• _Your task_: Scan the material and copy every line in which "Change" appears.

+ + + + +

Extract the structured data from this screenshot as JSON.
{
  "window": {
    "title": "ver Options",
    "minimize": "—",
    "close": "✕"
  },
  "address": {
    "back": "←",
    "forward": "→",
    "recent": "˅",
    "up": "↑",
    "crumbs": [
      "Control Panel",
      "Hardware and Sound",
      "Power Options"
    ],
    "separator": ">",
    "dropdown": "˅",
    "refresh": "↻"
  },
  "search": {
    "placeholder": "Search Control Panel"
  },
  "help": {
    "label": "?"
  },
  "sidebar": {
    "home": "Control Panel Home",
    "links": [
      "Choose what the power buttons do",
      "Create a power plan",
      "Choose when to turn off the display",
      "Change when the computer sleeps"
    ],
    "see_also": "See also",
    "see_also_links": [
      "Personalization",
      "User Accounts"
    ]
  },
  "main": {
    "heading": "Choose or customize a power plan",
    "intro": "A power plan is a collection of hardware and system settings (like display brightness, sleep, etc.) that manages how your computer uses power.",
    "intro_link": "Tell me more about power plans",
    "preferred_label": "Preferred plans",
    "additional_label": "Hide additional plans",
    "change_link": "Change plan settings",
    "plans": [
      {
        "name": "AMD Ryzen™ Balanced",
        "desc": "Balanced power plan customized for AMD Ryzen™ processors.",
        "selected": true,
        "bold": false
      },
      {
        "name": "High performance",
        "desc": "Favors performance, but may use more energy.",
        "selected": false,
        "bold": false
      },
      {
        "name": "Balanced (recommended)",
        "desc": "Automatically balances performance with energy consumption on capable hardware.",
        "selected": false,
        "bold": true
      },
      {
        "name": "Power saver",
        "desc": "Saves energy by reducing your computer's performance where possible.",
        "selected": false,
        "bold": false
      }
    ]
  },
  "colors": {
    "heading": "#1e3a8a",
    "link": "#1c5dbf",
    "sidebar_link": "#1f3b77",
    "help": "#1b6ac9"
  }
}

+ + + + +

• _Answer to the problem_:
      "Change when the computer sleeps"
    "change_link": "Change plan settings",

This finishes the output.